- **Recorded data**
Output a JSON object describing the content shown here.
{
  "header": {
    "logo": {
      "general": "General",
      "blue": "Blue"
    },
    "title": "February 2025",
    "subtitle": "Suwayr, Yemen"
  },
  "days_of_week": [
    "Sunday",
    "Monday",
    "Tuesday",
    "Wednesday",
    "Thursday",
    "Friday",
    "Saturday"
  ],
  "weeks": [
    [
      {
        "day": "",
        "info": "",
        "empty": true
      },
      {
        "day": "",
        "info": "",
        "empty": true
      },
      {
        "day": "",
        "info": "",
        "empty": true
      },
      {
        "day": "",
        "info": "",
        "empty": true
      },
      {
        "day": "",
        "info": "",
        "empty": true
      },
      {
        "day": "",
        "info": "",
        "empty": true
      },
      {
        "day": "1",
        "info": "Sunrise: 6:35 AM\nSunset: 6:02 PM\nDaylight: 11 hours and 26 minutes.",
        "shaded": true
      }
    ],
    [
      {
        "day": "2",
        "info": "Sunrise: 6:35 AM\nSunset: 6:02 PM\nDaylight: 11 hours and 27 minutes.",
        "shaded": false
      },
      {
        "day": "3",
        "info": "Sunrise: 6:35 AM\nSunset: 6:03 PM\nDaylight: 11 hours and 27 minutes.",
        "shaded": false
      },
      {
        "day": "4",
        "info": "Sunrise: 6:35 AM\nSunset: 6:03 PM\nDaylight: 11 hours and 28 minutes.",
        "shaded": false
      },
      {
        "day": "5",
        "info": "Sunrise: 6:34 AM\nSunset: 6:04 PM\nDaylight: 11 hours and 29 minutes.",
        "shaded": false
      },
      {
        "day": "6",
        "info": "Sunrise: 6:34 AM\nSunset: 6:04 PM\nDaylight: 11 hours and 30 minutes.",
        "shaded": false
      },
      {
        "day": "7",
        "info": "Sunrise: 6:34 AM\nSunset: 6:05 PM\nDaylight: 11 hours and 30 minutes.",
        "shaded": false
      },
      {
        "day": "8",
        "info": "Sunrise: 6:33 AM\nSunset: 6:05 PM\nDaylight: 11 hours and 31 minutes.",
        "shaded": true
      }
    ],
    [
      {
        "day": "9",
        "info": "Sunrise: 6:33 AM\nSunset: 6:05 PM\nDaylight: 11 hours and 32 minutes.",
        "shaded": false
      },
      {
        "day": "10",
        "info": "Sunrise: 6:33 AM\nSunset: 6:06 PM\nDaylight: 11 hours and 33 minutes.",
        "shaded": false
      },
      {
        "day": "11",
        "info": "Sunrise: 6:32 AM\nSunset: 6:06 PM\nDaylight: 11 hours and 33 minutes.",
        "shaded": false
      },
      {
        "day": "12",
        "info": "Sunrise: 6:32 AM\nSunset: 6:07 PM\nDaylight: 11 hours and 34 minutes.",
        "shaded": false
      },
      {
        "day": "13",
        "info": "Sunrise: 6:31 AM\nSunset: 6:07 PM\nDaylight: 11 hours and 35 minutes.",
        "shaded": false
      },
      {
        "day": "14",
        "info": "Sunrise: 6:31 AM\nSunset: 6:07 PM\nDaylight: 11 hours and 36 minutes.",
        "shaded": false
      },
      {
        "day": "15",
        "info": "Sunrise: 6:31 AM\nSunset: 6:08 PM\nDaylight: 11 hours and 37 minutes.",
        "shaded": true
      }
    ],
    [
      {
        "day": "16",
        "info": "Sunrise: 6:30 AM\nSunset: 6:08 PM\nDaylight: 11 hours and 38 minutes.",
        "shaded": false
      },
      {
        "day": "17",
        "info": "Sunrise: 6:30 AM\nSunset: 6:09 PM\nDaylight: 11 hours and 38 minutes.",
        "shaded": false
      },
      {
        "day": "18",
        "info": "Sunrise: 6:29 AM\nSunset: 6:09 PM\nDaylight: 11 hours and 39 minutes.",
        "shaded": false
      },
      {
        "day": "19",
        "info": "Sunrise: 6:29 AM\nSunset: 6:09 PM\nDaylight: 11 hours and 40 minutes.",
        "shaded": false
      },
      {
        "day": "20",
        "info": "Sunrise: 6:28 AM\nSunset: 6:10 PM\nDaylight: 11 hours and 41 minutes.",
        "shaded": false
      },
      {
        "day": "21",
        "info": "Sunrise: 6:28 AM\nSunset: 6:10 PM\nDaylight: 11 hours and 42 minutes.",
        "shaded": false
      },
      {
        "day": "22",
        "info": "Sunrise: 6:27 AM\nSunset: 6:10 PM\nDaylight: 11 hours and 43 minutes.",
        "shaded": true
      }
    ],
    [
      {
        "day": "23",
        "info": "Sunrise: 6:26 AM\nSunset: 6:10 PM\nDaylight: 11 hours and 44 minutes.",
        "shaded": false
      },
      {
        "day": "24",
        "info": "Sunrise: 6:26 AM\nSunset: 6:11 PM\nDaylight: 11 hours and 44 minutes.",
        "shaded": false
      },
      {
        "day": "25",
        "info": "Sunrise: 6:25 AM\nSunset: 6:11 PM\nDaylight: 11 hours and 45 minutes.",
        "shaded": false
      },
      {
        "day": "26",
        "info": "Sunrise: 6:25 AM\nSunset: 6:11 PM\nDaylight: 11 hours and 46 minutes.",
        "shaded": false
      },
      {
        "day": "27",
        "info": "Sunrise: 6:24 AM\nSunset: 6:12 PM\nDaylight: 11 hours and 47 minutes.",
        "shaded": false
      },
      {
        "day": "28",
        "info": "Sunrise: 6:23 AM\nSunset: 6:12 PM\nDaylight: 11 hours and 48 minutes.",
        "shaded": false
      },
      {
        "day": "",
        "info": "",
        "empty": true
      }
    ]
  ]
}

- **Exercise details**
Every entry needs to be retyped exactly.

- **Solution to this problem**
Output a JSON object describing the content shown here.
{
  "header": {
    "logo": {
      "general": "General",
      "blue": "Blue"
    },
    "title": "February 2025",
    "subtitle": "Suwayr, Yemen"
  },
  "days_of_week": [
    "Sunday",
    "Monday",
    "Tuesday",
    "Wednesday",
    "Thursday",
    "Friday",
    "Saturday"
  ],
  "weeks": [
    [
      {
        "day": "",
        "info": "",
        "empty": true
      },
      {
        "day": "",
        "info": "",
        "empty": true
      },
      {
        "day": "",
        "info": "",
        "empty": true
      },
      {
        "day": "",
        "info": "",
        "empty": true
      },
      {
        "day": "",
        "info": "",
        "empty": true
      },
      {
        "day": "",
        "info": "",
        "empty": true
      },
      {
        "day": "1",
        "info": "Sunrise: 6:35 AM\nSunset: 6:02 PM\nDaylight: 11 hours and 26 minutes.",
        "shaded": true
      }
    ],
    [
      {
        "day": "2",
        "info": "Sunrise: 6:35 AM\nSunset: 6:02 PM\nDaylight: 11 hours and 27 minutes.",
        "shaded": false
      },
      {
        "day": "3",
        "info": "Sunrise: 6:35 AM\nSunset: 6:03 PM\nDaylight: 11 hours and 27 minutes.",
        "shaded": false
      },
      {
        "day": "4",
        "info": "Sunrise: 6:35 AM\nSunset: 6:03 PM\nDaylight: 11 hours and 28 minutes.",
        "shaded": false
      },
      {
        "day": "5",
        "info": "Sunrise: 6:34 AM\nSunset: 6:04 PM\nDaylight: 11 hours and 29 minutes.",
        "shaded": false
      },
      {
        "day": "6",
        "info": "Sunrise: 6:34 AM\nSunset: 6:04 PM\nDaylight: 11 hours and 30 minutes.",
        "shaded": false
      },
      {
        "day": "7",
        "info": "Sunrise: 6:34 AM\nSunset: 6:05 PM\nDaylight: 11 hours and 30 minutes.",
        "shaded": false
      },
      {
        "day": "8",
        "info": "Sunrise: 6:33 AM\nSunset: 6:05 PM\nDaylight: 11 hours and 31 minutes.",
        "shaded": true
      }
    ],
    [
      {
        "day": "9",
        "info": "Sunrise: 6:33 AM\nSunset: 6:05 PM\nDaylight: 11 hours and 32 minutes.",
        "shaded": false
      },
      {
        "day": "10",
        "info": "Sunrise: 6:33 AM\nSunset: 6:06 PM\nDaylight: 11 hours and 33 minutes.",
        "shaded": false
      },
      {
        "day": "11",
        "info": "Sunrise: 6:32 AM\nSunset: 6:06 PM\nDaylight: 11 hours and 33 minutes.",
        "shaded": false
      },
      {
        "day": "12",
        "info": "Sunrise: 6:32 AM\nSunset: 6:07 PM\nDaylight: 11 hours and 34 minutes.",
        "shaded": false
      },
      {
        "day": "13",
        "info": "Sunrise: 6:31 AM\nSunset: 6:07 PM\nDaylight: 11 hours and 35 minutes.",
        "shaded": false
      },
      {
        "day": "14",
        "info": "Sunrise: 6:31 AM\nSunset: 6:07 PM\nDaylight: 11 hours and 36 minutes.",
        "shaded": false
      },
      {
        "day": "15",
        "info": "Sunrise: 6:31 AM\nSunset: 6:08 PM\nDaylight: 11 hours and 37 minutes.",
        "shaded": true
      }
    ],
    [
      {
        "day": "16",
        "info": "Sunrise: 6:30 AM\nSunset: 6:08 PM\nDaylight: 11 hours and 38 minutes.",
        "shaded": false
      },
      {
        "day": "17",
        "info": "Sunrise: 6:30 AM\nSunset: 6:09 PM\nDaylight: 11 hours and 38 minutes.",
        "shaded": false
      },
      {
        "day": "18",
        "info": "Sunrise: 6:29 AM\nSunset: 6:09 PM\nDaylight: 11 hours and 39 minutes.",
        "shaded": false
      },
      {
        "day": "19",
        "info": "Sunrise: 6:29 AM\nSunset: 6:09 PM\nDaylight: 11 hours and 40 minutes.",
        "shaded": false
      },
      {
        "day": "20",
        "info": "Sunrise: 6:28 AM\nSunset: 6:10 PM\nDaylight: 11 hours and 41 minutes.",
        "shaded": false
      },
      {
        "day": "21",
        "info": "Sunrise: 6:28 AM\nSunset: 6:10 PM\nDaylight: 11 hours and 42 minutes.",
        "shaded": false
      },
      {
        "day": "22",
        "info": "Sunrise: 6:27 AM\nSunset: 6:10 PM\nDaylight: 11 hours and 43 minutes.",
        "shaded": true
      }
    ],
    [
      {
        "day": "23",
        "info": "Sunrise: 6:26 AM\nSunset: 6:10 PM\nDaylight: 11 hours and 44 minutes.",
        "shaded": false
      },
      {
        "day": "24",
        "info": "Sunrise: 6:26 AM\nSunset: 6:11 PM\nDaylight: 11 hours and 44 minutes.",
        "shaded": false
      },
      {
        "day": "25",
        "info": "Sunrise: 6:25 AM\nSunset: 6:11 PM\nDaylight: 11 hours and 45 minutes.",
        "shaded": false
      },
      {
        "day": "26",
        "info": "Sunrise: 6:25 AM\nSunset: 6:11 PM\nDaylight: 11 hours and 46 minutes.",
        "shaded": false
      },
      {
        "day": "27",
        "info": "Sunrise: 6:24 AM\nSunset: 6:12 PM\nDaylight: 11 hours and 47 minutes.",
        "shaded": false
      },
      {
        "day": "28",
        "info": "Sunrise: 6:23 AM\nSunset: 6:12 PM\nDaylight: 11 hours and 48 minutes.",
        "shaded": false
      },
      {
        "day": "",
        "info": "",
        "empty": true
      }
    ]
  ]
}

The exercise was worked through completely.